Text excerpt ->
[BEGIN]

An explanation of the Monty Hall problem which convinces me.

Look up The Monty Hall Problem if you've never heard of it. Basically there is a game show hosted by a bloke called Monty Hall, behind one of three closed doors is a prize, like a new luxury car. Behind the other two doors there is nothing. The game is to choose which door to open. You're given no clues. So all doors have an equal chance of giving you the luxury car, roughly 33%. Lets suppose you choose door A.

Now Monty opens door C to show you that behind it there is no prize. The question is: Should you change your choice from door A to door B? 

It is important to remember The A and B pair are not the same as the B and C pair, because the B and C pair do not contain the door your initially chose.

The answer is yes, you increase your chances of getting the prize from 33% to 66%.

If you haven't heard of the Monty Hall problem before you're probably surprised by this answer, but it is true, not only in theory but also in practice. (Try it!)

I thunk and thunk about this and I've come up with an explanation which I have not heard before, though maybe it is wrapped up in maths I could not understand.

[END]

Aim -> Resume the Monty Hall post above after its final sentence, and keep to the same voice.

Dataset entries ->
[BEGIN]

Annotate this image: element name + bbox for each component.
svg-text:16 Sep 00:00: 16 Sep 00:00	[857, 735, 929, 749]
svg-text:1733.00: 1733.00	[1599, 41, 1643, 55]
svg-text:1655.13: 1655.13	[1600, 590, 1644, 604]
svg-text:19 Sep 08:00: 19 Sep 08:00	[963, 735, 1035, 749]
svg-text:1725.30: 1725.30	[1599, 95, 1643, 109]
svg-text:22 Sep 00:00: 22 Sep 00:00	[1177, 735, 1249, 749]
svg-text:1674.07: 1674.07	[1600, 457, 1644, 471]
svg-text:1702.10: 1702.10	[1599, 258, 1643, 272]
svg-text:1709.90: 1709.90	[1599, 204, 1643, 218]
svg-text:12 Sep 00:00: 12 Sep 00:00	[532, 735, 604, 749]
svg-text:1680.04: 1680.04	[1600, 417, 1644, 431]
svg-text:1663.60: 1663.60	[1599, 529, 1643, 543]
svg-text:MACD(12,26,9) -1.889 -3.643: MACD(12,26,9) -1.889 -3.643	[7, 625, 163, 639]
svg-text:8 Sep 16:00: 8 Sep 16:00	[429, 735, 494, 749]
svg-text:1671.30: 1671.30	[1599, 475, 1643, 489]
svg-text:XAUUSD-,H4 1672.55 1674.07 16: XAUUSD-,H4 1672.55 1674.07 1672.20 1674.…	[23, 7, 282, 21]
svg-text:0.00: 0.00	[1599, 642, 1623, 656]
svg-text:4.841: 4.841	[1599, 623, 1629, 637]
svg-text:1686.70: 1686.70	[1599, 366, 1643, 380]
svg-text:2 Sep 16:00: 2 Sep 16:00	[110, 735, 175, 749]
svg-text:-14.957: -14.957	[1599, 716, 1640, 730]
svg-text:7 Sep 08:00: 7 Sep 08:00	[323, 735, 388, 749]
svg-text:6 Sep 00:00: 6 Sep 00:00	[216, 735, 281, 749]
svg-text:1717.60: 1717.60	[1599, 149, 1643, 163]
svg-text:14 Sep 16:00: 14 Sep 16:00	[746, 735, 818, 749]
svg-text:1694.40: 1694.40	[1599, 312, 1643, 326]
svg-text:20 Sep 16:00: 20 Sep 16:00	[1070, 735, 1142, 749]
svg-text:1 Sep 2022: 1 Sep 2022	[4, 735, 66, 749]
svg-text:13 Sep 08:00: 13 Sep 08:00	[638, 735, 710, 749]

[END]

Response ->
This first bit is not my explanation, and it sounded like magical homeopathy to me at first:

Roughly speaking the 33% probability of door C transfers itself to door B. The 33% of the door which has been opened by Monty moves over to the door you did not choose. So there is a 33% possibility of the door you did choose of having the car behind it, and a 66% possibility of the other unopened door having the car behind it.

Many people will say: "No! It is 50% door A and 50% door B! It does not matter if I change to B or stay with A. The probability divided half and half."

Now here's my "explanation". I was able to understand how the real probablilties were 33.3% and 66.7% with these drawings:

 

Consider A and B as a pair, initially you know no more about A than you do about B, but you have chosen A. So for that pair you have a 50%/50% possibility of getting the correct door.

Now consider B and C before Monty does anything. Again, just looking at that pair you have a 50%/50% possibility of getting the correct door.

But now, consider B and C after Monty shows you that behind door C there's nothing. Monty has told you something extra about the pair B and C, he's told you that it is definitely not behind C.

So now you know more about B and C than you do about A and B. And what you know is that if the prize was behind the B and C pair it is behind the B door. That is how the 33.3% gets transferred from door C to door B.

Voila! QED! Argh!